- [REQUIREMENTS]
Check every line of the data below for the string "Napier", and copy the ones that hold it.

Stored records
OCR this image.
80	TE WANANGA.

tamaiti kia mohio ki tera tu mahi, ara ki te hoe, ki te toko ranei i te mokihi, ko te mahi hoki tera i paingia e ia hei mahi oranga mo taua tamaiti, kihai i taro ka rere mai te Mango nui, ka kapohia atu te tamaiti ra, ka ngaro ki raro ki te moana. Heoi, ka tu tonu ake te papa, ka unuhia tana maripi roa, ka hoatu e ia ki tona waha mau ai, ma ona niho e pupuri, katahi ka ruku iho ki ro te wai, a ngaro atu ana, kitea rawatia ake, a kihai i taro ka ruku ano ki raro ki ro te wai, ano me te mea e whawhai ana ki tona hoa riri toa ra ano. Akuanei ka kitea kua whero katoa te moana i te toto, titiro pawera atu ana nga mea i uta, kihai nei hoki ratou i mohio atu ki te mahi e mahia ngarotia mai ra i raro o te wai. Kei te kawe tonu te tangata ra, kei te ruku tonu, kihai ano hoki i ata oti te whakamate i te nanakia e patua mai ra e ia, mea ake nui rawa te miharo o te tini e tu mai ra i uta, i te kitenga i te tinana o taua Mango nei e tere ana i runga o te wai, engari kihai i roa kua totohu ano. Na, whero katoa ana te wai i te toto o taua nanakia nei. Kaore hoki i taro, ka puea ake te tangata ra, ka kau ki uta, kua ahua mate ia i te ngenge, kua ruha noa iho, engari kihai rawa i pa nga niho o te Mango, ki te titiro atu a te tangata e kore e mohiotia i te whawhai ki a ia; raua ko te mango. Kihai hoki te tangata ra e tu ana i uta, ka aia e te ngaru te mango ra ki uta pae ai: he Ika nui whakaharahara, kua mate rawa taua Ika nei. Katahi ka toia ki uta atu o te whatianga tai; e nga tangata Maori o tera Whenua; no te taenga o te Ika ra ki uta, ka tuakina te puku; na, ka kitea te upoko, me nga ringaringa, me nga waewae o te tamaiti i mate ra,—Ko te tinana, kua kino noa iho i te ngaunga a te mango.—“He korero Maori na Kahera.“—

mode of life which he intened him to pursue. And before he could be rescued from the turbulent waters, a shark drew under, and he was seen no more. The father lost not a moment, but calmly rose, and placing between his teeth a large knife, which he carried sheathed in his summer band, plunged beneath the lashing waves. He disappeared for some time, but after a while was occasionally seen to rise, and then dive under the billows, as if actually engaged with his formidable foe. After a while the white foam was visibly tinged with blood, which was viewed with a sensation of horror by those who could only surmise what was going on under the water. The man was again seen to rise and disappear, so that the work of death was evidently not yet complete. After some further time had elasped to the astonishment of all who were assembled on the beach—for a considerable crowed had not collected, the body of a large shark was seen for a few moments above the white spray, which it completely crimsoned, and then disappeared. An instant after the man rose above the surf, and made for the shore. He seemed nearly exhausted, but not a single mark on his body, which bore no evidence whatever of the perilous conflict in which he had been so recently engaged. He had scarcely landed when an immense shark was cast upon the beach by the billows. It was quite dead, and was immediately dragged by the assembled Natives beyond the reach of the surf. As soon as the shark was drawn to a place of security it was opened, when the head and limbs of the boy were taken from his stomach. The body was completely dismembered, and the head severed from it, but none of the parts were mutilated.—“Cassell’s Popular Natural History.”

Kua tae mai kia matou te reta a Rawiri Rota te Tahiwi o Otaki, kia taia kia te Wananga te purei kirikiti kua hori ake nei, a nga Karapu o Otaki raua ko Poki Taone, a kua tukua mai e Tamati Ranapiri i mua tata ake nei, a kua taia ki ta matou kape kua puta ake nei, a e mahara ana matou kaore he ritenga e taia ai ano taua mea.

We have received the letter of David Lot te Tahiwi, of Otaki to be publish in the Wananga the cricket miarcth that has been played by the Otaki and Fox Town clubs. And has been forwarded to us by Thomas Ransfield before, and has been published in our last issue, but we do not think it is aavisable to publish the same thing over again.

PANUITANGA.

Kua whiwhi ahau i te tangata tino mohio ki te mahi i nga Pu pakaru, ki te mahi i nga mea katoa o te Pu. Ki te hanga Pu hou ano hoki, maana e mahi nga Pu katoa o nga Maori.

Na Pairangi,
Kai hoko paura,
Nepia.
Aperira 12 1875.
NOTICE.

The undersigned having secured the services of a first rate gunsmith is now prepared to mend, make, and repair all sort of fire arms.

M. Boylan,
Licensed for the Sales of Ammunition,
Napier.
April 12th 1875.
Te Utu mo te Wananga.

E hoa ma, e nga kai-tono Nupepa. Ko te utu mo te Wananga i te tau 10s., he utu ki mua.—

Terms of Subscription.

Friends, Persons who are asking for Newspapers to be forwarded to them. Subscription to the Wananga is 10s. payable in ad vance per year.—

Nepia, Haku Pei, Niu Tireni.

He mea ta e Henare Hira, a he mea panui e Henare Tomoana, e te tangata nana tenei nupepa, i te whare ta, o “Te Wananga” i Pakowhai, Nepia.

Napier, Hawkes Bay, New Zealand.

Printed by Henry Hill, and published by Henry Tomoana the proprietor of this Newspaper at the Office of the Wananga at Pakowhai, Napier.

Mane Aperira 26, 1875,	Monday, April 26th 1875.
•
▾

- [OUTPUT OF THE TASK]
Napier.
Napier, Hawkes Bay, New Zealand.
Printed by Henry Hill, and published by Henry Tomoana the proprietor of this Newspaper at the Office of the Wananga at Pakowhai, Napier.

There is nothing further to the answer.